• [GOAL]:
Please write the listing below out again exactly, leaving every picture behind.

• [RECORD EXCERPTS]:
## Start
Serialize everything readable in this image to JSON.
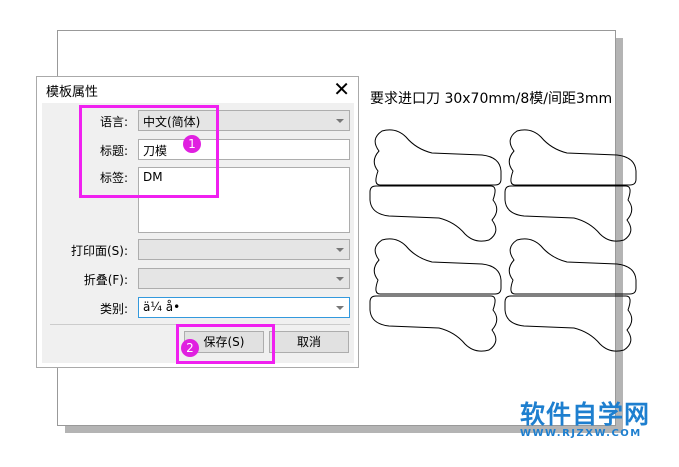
{
  "dialog": {
    "title": "模板属性",
    "close_icon": "close-icon",
    "fields": {
      "language_label": "语言:",
      "language_value": "中文(简体)",
      "title_label": "标题:",
      "title_value": "刀模",
      "tags_label": "标签:",
      "tags_value": "DM",
      "print_side_label": "打印面(S):",
      "fold_label": "折叠(F):",
      "category_label": "类别:",
      "category_value": "ä¼ å•"
    },
    "buttons": {
      "save": "保存(S)",
      "cancel": "取消"
    }
  },
  "annotations": {
    "badge1": "1",
    "badge2": "2",
    "color": "#f020f0"
  },
  "canvas": {
    "note": "要求进口刀 30x70mm/8模/间距3mm"
  },
  "watermark": {
    "title": "软件自学网",
    "url": "WWW.RJZXW.COM"
  }
}
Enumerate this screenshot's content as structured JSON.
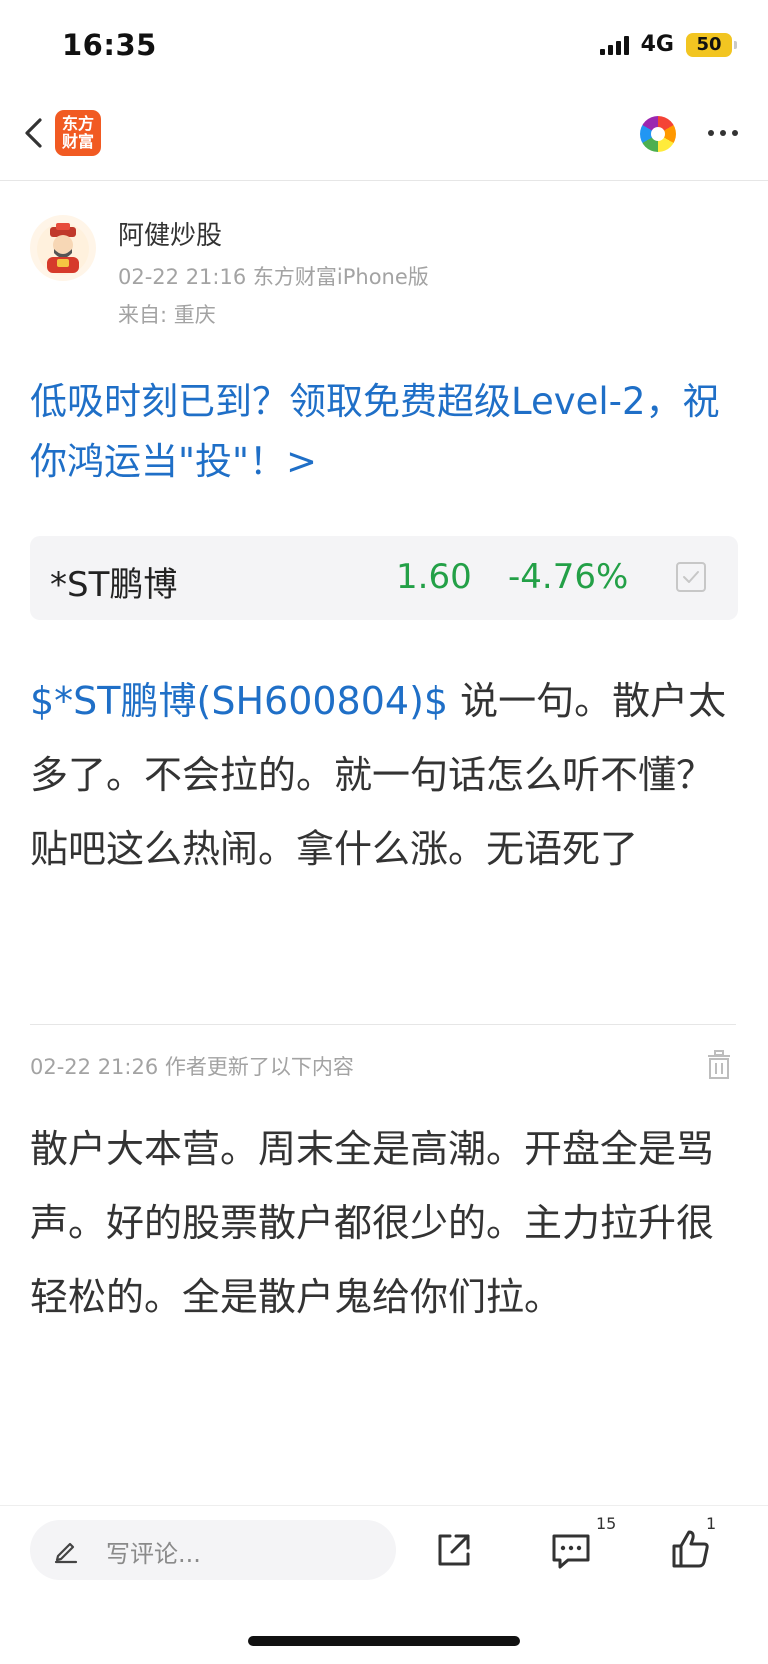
{
  "status_bar": {
    "time": "16:35",
    "network": "4G",
    "battery": "50"
  },
  "nav": {
    "back_icon": "chevron-left-icon",
    "app_logo_line1": "东方",
    "app_logo_line2": "财富",
    "brand_color": "#f15a22",
    "color_wheel_icon": "color-wheel-icon",
    "more_icon": "more-dots-icon"
  },
  "author": {
    "name": "阿健炒股",
    "meta": "02-22 21:16 东方财富iPhone版",
    "location": "来自: 重庆"
  },
  "promo": {
    "text": "低吸时刻已到？领取免费超级Level-2，祝你鸿运当\"投\"！>",
    "color": "#1f6fc7"
  },
  "stock": {
    "name": "*ST鹏博",
    "price": "1.60",
    "change": "-4.76%",
    "color": "#23a047"
  },
  "post": {
    "stock_tag": "$*ST鹏博(SH600804)$",
    "text": " 说一句。散户太多了。不会拉的。就一句话怎么听不懂？贴吧这么热闹。拿什么涨。无语死了"
  },
  "update": {
    "header": "02-22 21:26  作者更新了以下内容",
    "text": "散户大本营。周末全是高潮。开盘全是骂声。好的股票散户都很少的。主力拉升很轻松的。全是散户鬼给你们拉。"
  },
  "bottom_bar": {
    "comment_placeholder": "写评论...",
    "comment_count": "15",
    "like_count": "1"
  }
}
## End
• [FULL OUTPUT]:
Serialize everything readable in this image to JSON.
{
  "dialog": {
    "title": "模板属性",
    "close_icon": "close-icon",
    "fields": {
      "language_label": "语言:",
      "language_value": "中文(简体)",
      "title_label": "标题:",
      "title_value": "刀模",
      "tags_label": "标签:",
      "tags_value": "DM",
      "print_side_label": "打印面(S):",
      "fold_label": "折叠(F):",
      "category_label": "类别:",
      "category_value": "ä¼ å•"
    },
    "buttons": {
      "save": "保存(S)",
      "cancel": "取消"
    }
  },
  "annotations": {
    "badge1": "1",
    "badge2": "2",
    "color": "#f020f0"
  },
  "canvas": {
    "note": "要求进口刀 30x70mm/8模/间距3mm"
  },
  "watermark": {
    "title": "软件自学网",
    "url": "WWW.RJZXW.COM"
  }
}
Enumerate this screenshot's content as structured JSON.
{
  "status_bar": {
    "time": "16:35",
    "network": "4G",
    "battery": "50"
  },
  "nav": {
    "back_icon": "chevron-left-icon",
    "app_logo_line1": "东方",
    "app_logo_line2": "财富",
    "brand_color": "#f15a22",
    "color_wheel_icon": "color-wheel-icon",
    "more_icon": "more-dots-icon"
  },
  "author": {
    "name": "阿健炒股",
    "meta": "02-22 21:16 东方财富iPhone版",
    "location": "来自: 重庆"
  },
  "promo": {
    "text": "低吸时刻已到？领取免费超级Level-2，祝你鸿运当\"投\"！>",
    "color": "#1f6fc7"
  },
  "stock": {
    "name": "*ST鹏博",
    "price": "1.60",
    "change": "-4.76%",
    "color": "#23a047"
  },
  "post": {
    "stock_tag": "$*ST鹏博(SH600804)$",
    "text": " 说一句。散户太多了。不会拉的。就一句话怎么听不懂？贴吧这么热闹。拿什么涨。无语死了"
  },
  "update": {
    "header": "02-22 21:26  作者更新了以下内容",
    "text": "散户大本营。周末全是高潮。开盘全是骂声。好的股票散户都很少的。主力拉升很轻松的。全是散户鬼给你们拉。"
  },
  "bottom_bar": {
    "comment_placeholder": "写评论...",
    "comment_count": "15",
    "like_count": "1"
  }
}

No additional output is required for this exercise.